STATED TASK:
Find the string "tray" in the entries and copy each line that has it.

SOURCE MATERIAL:
•••••

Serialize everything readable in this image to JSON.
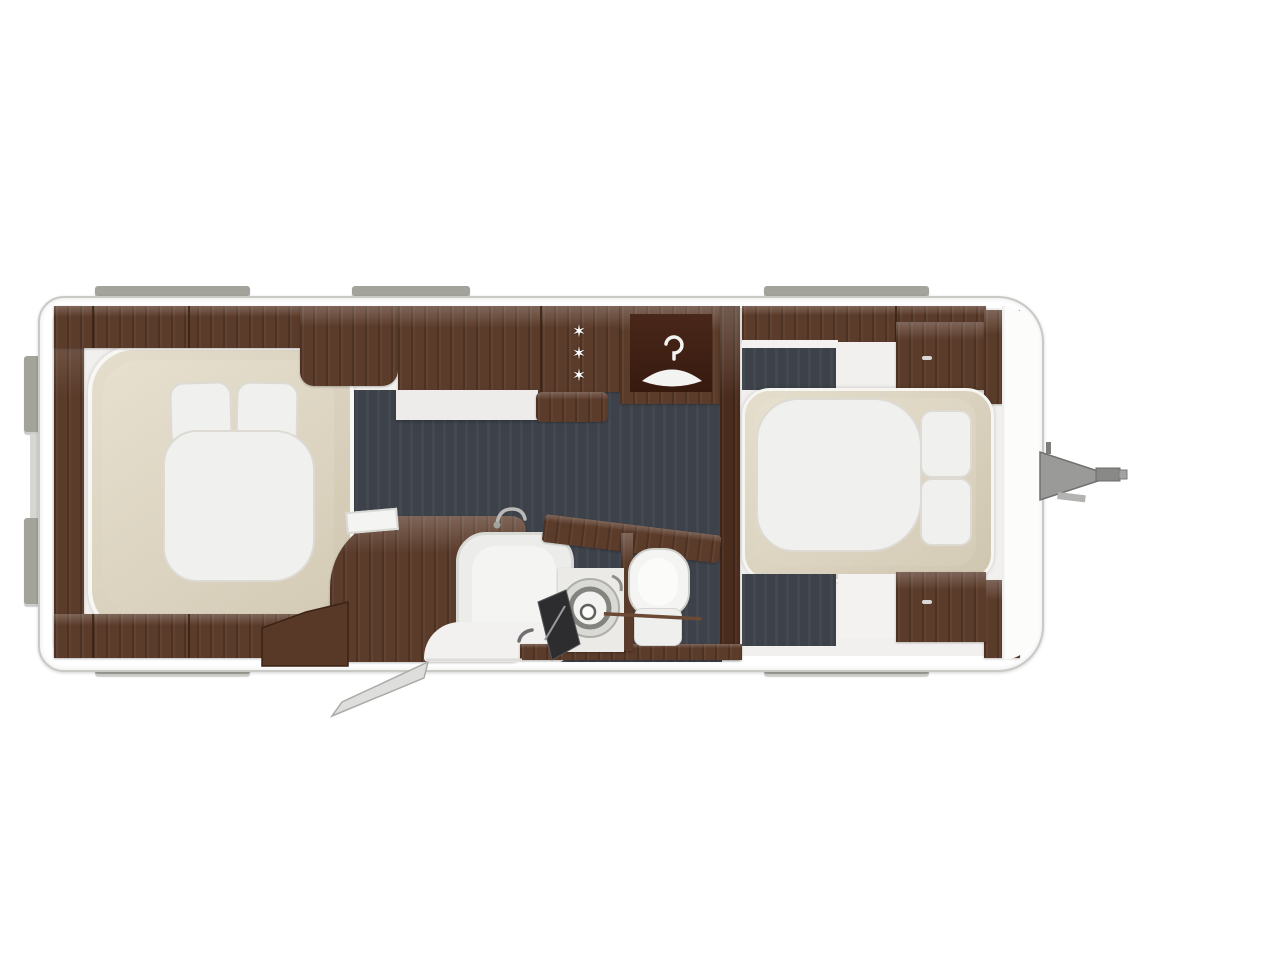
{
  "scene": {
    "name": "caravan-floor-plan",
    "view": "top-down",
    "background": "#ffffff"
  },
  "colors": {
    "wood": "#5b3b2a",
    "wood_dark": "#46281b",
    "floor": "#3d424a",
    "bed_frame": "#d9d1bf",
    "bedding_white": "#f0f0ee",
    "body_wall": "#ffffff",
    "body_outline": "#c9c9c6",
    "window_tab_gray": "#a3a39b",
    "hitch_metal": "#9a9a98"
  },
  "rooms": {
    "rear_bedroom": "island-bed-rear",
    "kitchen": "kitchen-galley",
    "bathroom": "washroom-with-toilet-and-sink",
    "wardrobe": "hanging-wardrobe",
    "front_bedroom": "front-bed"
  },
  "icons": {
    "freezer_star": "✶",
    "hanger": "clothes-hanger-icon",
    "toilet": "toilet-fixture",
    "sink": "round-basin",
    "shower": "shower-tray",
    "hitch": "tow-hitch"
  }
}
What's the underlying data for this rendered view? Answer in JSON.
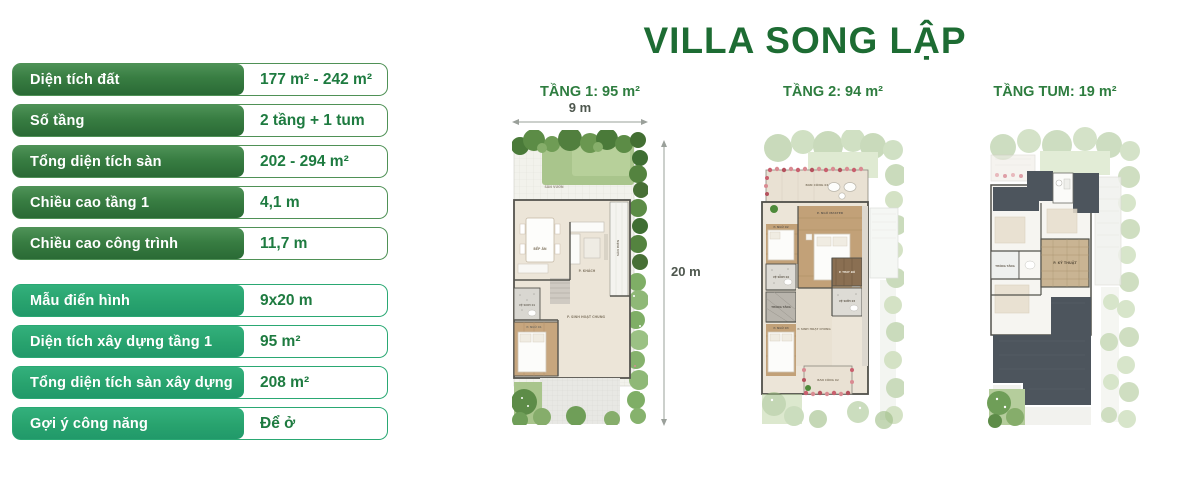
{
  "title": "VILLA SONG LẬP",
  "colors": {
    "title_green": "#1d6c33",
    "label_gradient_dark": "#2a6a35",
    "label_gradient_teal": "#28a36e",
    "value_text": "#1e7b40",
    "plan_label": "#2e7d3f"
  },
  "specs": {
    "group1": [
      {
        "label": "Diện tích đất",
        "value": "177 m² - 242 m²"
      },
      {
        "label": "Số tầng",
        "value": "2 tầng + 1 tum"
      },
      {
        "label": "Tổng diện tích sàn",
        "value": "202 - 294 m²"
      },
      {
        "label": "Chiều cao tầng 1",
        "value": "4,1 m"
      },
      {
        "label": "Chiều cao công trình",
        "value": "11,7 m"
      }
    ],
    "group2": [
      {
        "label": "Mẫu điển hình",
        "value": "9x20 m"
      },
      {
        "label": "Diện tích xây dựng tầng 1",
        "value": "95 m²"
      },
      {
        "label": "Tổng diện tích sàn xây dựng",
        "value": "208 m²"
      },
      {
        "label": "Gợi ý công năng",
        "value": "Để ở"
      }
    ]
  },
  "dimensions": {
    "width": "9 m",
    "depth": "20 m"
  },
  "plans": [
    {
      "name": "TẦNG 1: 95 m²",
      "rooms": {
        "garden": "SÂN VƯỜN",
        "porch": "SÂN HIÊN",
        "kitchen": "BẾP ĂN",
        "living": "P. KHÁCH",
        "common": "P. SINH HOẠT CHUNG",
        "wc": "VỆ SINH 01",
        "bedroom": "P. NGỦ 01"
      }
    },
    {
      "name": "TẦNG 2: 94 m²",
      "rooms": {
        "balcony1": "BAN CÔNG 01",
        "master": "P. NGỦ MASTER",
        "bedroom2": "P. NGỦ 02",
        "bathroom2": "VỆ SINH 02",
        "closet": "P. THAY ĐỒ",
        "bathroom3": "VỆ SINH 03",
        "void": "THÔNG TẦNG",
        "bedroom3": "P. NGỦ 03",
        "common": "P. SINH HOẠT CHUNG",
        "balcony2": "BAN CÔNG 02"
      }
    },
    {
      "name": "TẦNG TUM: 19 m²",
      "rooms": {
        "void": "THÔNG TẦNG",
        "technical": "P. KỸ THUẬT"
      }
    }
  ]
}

•••••

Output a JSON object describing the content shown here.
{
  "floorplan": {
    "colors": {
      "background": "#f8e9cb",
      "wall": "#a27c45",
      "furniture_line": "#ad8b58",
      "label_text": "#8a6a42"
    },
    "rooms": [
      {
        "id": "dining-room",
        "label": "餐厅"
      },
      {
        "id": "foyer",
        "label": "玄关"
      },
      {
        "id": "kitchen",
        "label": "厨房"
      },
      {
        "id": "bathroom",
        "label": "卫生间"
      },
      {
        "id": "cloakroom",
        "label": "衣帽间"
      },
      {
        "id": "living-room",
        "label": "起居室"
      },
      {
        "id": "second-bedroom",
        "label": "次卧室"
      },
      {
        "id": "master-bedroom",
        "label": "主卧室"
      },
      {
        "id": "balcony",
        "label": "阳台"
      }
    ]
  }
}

•••••

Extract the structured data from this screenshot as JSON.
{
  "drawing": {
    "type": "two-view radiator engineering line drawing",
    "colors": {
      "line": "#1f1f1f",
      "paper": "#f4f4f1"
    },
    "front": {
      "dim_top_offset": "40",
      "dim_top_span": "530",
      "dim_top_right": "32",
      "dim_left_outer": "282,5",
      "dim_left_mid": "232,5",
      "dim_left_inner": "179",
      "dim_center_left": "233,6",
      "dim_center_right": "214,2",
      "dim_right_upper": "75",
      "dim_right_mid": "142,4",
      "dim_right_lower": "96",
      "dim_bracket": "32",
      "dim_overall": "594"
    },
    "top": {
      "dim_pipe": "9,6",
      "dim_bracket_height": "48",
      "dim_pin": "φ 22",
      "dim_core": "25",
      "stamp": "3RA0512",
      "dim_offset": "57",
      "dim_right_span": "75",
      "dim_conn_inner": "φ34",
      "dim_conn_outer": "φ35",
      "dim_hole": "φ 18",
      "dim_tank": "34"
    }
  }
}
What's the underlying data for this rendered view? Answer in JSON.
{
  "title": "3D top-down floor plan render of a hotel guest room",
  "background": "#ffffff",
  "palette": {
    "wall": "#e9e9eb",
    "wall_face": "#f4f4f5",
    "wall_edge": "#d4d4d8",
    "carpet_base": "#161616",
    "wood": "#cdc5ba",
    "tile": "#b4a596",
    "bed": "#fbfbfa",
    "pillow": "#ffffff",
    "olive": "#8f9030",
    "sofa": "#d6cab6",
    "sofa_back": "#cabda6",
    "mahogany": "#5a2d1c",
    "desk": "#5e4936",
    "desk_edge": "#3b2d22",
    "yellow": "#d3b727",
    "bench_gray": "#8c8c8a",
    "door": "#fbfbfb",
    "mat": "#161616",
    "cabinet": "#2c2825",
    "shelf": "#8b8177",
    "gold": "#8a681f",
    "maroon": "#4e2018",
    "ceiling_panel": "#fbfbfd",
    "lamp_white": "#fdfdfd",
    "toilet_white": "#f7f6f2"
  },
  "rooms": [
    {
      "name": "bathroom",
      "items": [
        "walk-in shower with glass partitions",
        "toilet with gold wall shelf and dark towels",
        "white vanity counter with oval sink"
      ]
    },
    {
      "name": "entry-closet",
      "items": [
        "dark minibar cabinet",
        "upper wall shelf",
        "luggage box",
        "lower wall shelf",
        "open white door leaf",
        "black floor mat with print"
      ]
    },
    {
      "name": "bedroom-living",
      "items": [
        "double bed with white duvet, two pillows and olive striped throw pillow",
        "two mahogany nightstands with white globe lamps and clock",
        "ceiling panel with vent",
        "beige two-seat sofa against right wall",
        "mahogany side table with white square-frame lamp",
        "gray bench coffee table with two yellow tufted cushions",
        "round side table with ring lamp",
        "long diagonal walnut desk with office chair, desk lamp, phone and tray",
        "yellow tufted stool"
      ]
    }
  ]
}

•••••

TASK RESULT:
    "shower": "shower-tray",
        "long diagonal walnut desk with office chair, desk lamp, phone and tray",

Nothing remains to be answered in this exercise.